## [Task instructions]
Single out the lines that include the word "Pound". Copy them.
== Data ==
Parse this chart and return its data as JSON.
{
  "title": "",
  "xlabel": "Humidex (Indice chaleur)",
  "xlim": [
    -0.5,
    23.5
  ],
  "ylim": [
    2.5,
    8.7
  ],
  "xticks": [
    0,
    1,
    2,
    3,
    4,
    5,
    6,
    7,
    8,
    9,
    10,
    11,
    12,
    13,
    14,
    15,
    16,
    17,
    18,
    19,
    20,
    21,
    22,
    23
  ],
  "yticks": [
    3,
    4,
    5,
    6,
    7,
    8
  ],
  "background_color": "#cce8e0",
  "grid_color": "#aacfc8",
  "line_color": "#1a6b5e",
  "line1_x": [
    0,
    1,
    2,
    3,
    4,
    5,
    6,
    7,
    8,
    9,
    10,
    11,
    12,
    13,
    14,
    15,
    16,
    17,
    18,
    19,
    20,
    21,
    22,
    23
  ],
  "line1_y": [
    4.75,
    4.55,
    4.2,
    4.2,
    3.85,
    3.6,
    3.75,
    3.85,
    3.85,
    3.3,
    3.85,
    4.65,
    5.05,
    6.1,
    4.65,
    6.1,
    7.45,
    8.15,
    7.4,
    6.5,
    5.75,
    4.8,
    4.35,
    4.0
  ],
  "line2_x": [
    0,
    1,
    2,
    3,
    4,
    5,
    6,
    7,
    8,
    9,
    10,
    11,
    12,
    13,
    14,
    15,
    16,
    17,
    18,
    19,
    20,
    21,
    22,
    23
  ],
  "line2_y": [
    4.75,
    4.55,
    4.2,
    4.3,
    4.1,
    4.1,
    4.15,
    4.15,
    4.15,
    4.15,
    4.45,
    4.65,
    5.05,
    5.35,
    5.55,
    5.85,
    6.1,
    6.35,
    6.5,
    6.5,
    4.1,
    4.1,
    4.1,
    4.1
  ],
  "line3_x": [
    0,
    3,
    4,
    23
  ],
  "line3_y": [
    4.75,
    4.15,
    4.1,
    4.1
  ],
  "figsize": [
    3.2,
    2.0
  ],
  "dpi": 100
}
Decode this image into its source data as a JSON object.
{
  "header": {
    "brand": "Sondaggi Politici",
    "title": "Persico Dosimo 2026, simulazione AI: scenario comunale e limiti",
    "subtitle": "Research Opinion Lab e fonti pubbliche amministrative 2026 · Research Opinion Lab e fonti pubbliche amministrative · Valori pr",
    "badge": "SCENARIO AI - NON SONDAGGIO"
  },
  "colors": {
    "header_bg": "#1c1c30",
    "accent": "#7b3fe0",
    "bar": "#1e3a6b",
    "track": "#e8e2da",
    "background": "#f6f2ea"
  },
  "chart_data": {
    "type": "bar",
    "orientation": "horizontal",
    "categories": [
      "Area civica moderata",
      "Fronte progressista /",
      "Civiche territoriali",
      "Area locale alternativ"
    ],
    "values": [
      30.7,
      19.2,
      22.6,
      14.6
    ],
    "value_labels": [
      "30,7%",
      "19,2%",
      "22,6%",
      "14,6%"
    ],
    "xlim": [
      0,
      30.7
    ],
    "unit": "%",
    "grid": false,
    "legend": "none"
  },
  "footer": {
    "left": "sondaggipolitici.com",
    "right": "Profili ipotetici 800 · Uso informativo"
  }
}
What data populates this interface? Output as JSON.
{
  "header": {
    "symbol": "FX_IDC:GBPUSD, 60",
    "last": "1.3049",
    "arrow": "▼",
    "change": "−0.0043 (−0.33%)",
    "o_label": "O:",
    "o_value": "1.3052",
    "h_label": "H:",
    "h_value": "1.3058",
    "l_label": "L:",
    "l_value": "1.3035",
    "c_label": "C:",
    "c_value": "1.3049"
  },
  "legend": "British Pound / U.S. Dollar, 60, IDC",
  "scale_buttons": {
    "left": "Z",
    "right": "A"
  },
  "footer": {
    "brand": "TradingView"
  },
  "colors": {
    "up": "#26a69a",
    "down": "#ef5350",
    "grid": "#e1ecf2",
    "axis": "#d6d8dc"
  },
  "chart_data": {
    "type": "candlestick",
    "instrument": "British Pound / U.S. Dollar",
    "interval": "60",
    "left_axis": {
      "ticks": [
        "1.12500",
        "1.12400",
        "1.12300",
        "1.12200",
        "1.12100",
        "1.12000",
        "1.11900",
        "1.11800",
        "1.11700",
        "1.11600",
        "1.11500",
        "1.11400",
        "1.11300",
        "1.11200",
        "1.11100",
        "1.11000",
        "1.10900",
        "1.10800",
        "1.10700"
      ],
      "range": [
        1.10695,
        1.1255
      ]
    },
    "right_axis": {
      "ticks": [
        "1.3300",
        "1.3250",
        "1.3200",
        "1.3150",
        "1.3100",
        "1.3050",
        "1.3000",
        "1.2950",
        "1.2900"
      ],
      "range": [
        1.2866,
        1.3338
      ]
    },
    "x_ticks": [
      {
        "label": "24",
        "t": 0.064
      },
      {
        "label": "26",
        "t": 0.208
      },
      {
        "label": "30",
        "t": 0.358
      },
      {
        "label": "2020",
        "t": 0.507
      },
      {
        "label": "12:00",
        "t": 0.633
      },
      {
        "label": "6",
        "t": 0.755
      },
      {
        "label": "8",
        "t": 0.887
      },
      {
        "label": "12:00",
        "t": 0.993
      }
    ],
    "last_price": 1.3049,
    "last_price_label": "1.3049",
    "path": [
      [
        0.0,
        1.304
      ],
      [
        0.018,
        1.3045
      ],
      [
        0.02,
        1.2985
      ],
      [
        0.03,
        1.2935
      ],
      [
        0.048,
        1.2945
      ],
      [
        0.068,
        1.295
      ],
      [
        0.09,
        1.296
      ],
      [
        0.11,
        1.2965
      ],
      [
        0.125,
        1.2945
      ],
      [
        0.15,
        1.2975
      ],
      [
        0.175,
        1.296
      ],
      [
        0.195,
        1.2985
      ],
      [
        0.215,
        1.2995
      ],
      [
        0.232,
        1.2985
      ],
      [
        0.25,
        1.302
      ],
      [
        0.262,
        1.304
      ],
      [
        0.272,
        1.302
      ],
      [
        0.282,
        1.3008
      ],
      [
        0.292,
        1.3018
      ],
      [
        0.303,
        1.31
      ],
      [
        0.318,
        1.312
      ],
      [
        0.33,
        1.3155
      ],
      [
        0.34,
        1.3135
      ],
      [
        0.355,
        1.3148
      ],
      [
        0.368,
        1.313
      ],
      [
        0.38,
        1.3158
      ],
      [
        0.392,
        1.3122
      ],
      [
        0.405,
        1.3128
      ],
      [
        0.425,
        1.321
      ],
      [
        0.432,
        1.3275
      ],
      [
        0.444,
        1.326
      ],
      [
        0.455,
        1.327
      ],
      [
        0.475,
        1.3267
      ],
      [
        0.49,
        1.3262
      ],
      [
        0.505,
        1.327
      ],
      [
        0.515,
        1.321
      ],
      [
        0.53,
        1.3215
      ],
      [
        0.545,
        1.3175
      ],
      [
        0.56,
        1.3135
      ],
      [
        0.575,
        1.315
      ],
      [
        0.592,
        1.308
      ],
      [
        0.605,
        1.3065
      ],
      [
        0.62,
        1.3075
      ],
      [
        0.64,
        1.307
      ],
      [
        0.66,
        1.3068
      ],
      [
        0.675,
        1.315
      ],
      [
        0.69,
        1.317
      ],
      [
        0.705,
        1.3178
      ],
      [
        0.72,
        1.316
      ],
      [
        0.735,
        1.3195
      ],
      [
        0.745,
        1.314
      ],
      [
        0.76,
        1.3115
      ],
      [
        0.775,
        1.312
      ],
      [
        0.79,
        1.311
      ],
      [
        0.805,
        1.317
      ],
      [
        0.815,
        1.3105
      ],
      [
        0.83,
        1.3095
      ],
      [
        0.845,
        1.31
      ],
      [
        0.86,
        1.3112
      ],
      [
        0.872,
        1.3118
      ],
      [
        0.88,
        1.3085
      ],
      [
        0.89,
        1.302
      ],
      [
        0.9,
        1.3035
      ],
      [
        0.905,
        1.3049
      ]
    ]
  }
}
===
## [Reply to the task]
  "legend": "British Pound / U.S. Dollar, 60, IDC",
    "instrument": "British Pound / U.S. Dollar",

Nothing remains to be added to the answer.